**AIM OF THE EXERCISE**
Gather the lines from the material that contain "sharpeRatio".
# LISTED ENTRIES start
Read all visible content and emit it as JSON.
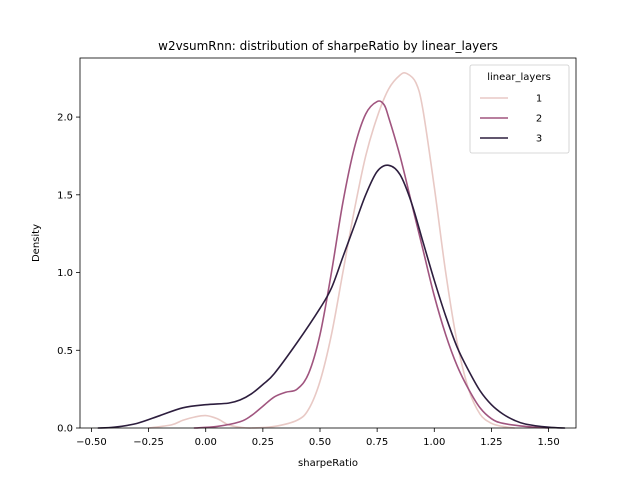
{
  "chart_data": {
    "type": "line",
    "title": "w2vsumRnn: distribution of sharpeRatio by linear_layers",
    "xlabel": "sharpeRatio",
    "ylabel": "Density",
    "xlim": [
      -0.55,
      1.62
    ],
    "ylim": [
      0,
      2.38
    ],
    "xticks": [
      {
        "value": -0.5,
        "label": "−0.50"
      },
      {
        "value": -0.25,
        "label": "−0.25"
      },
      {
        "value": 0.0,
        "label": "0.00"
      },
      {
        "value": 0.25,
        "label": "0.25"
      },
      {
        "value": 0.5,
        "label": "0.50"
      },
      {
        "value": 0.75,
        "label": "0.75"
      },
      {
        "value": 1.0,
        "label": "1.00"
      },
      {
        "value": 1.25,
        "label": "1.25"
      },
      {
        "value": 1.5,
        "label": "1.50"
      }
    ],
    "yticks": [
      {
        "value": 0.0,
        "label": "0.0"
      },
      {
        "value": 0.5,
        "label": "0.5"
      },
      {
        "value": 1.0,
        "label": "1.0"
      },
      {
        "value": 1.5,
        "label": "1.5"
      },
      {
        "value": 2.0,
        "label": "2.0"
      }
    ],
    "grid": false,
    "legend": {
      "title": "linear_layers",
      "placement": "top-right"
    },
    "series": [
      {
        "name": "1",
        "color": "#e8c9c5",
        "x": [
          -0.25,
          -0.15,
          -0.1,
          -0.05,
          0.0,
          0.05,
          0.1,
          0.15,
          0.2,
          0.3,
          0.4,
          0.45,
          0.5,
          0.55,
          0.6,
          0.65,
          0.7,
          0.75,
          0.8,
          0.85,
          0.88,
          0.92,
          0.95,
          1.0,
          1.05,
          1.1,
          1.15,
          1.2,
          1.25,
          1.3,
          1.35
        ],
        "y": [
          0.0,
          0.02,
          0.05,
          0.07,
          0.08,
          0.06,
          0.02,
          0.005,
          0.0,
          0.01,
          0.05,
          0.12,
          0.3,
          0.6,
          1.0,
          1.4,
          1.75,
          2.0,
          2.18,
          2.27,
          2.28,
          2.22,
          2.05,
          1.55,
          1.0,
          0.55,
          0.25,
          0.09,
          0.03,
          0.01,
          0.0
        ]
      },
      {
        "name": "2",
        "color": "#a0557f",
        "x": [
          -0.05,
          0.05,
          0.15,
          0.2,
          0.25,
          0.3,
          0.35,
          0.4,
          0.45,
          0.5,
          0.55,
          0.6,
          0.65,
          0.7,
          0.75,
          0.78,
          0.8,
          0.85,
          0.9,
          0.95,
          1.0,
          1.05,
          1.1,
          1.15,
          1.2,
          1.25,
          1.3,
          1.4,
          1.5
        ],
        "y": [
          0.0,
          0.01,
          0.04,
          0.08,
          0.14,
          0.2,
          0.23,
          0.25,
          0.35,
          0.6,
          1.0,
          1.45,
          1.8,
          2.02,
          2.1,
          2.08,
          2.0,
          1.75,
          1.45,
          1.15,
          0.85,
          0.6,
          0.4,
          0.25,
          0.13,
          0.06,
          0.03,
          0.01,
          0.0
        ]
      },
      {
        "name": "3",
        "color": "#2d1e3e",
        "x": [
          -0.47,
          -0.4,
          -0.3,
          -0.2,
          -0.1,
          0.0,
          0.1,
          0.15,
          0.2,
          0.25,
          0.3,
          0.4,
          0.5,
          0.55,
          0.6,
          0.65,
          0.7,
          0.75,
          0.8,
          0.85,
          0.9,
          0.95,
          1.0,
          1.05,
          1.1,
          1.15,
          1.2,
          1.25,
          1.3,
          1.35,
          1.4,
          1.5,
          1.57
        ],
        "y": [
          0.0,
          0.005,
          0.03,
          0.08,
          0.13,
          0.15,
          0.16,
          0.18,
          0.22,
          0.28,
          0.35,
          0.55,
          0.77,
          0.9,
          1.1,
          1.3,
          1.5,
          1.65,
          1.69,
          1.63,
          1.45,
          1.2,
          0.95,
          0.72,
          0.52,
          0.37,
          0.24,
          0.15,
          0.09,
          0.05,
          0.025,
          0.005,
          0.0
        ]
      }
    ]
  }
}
# LISTED ENTRIES end
# LISTED ENTRIES start
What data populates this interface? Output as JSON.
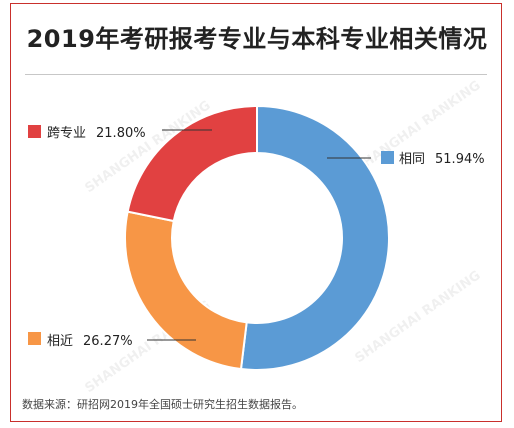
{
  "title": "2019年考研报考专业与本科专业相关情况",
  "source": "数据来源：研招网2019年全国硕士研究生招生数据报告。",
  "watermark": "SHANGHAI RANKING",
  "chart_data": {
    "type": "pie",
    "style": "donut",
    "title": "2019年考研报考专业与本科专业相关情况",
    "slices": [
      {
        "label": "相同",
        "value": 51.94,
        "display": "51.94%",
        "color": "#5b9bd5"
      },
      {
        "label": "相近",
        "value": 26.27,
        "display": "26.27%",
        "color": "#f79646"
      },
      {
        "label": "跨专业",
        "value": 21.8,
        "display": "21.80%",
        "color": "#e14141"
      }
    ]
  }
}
# LISTED ENTRIES end
**RIGHT ANSWER**
    "title": "w2vsumRnn: distribution of sharpeRatio by linear_layers",
    "xlabel": "sharpeRatio",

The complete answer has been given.